> [Material shown]:
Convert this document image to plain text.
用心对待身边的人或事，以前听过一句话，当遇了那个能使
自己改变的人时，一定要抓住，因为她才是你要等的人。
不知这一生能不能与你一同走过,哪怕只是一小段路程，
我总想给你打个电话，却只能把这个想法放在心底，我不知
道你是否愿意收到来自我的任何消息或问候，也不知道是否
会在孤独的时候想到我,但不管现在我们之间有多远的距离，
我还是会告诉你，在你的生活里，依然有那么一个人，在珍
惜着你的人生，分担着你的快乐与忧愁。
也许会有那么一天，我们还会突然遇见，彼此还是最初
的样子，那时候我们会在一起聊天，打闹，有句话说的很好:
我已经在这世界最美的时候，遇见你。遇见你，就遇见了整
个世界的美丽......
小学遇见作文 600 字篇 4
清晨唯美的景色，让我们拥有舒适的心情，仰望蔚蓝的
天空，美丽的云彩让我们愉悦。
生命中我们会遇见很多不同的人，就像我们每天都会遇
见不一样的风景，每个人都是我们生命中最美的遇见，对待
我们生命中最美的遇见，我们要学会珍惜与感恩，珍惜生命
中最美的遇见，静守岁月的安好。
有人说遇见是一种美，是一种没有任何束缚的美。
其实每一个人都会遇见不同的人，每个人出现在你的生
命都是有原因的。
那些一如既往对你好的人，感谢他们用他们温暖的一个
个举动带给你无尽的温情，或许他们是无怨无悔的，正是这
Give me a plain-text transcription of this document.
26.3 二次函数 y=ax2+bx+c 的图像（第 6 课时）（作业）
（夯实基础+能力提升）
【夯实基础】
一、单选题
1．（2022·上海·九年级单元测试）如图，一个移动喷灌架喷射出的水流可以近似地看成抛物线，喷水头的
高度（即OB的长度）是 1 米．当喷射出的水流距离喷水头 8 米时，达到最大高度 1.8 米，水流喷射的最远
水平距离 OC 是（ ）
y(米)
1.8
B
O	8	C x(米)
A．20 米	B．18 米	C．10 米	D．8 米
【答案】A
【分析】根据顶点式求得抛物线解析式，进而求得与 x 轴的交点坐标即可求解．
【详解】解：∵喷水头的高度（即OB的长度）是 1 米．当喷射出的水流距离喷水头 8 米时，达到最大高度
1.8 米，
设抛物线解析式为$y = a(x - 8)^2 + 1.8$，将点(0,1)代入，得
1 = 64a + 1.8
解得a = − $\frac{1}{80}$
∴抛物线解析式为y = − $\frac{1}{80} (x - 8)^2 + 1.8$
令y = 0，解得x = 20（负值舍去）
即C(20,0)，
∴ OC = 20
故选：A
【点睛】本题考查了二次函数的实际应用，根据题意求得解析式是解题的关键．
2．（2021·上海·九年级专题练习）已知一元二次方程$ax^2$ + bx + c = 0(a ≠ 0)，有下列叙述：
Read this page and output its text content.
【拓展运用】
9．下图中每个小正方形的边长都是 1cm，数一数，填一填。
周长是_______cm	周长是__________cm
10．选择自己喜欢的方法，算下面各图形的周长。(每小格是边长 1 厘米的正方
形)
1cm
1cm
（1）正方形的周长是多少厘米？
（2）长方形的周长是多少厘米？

> [Exercise details]: Repeat all the records. Match each line exactly.

> [Completed task]:
Convert this document image to plain text.
用心对待身边的人或事，以前听过一句话，当遇了那个能使
自己改变的人时，一定要抓住，因为她才是你要等的人。
不知这一生能不能与你一同走过,哪怕只是一小段路程，
我总想给你打个电话，却只能把这个想法放在心底，我不知
道你是否愿意收到来自我的任何消息或问候，也不知道是否
会在孤独的时候想到我,但不管现在我们之间有多远的距离，
我还是会告诉你，在你的生活里，依然有那么一个人，在珍
惜着你的人生，分担着你的快乐与忧愁。
也许会有那么一天，我们还会突然遇见，彼此还是最初
的样子，那时候我们会在一起聊天，打闹，有句话说的很好:
我已经在这世界最美的时候，遇见你。遇见你，就遇见了整
个世界的美丽......
小学遇见作文 600 字篇 4
清晨唯美的景色，让我们拥有舒适的心情，仰望蔚蓝的
天空，美丽的云彩让我们愉悦。
生命中我们会遇见很多不同的人，就像我们每天都会遇
见不一样的风景，每个人都是我们生命中最美的遇见，对待
我们生命中最美的遇见，我们要学会珍惜与感恩，珍惜生命
中最美的遇见，静守岁月的安好。
有人说遇见是一种美，是一种没有任何束缚的美。
其实每一个人都会遇见不同的人，每个人出现在你的生
命都是有原因的。
那些一如既往对你好的人，感谢他们用他们温暖的一个
个举动带给你无尽的温情，或许他们是无怨无悔的，正是这
Give me a plain-text transcription of this document.
26.3 二次函数 y=ax2+bx+c 的图像（第 6 课时）（作业）
（夯实基础+能力提升）
【夯实基础】
一、单选题
1．（2022·上海·九年级单元测试）如图，一个移动喷灌架喷射出的水流可以近似地看成抛物线，喷水头的
高度（即OB的长度）是 1 米．当喷射出的水流距离喷水头 8 米时，达到最大高度 1.8 米，水流喷射的最远
水平距离 OC 是（ ）
y(米)
1.8
B
O	8	C x(米)
A．20 米	B．18 米	C．10 米	D．8 米
【答案】A
【分析】根据顶点式求得抛物线解析式，进而求得与 x 轴的交点坐标即可求解．
【详解】解：∵喷水头的高度（即OB的长度）是 1 米．当喷射出的水流距离喷水头 8 米时，达到最大高度
1.8 米，
设抛物线解析式为$y = a(x - 8)^2 + 1.8$，将点(0,1)代入，得
1 = 64a + 1.8
解得a = − $\frac{1}{80}$
∴抛物线解析式为y = − $\frac{1}{80} (x - 8)^2 + 1.8$
令y = 0，解得x = 20（负值舍去）
即C(20,0)，
∴ OC = 20
故选：A
【点睛】本题考查了二次函数的实际应用，根据题意求得解析式是解题的关键．
2．（2021·上海·九年级专题练习）已知一元二次方程$ax^2$ + bx + c = 0(a ≠ 0)，有下列叙述：
Read this page and output its text content.
【拓展运用】
9．下图中每个小正方形的边长都是 1cm，数一数，填一填。
周长是_______cm	周长是__________cm
10．选择自己喜欢的方法，算下面各图形的周长。(每小格是边长 1 厘米的正方
形)
1cm
1cm
（1）正方形的周长是多少厘米？
（2）长方形的周长是多少厘米？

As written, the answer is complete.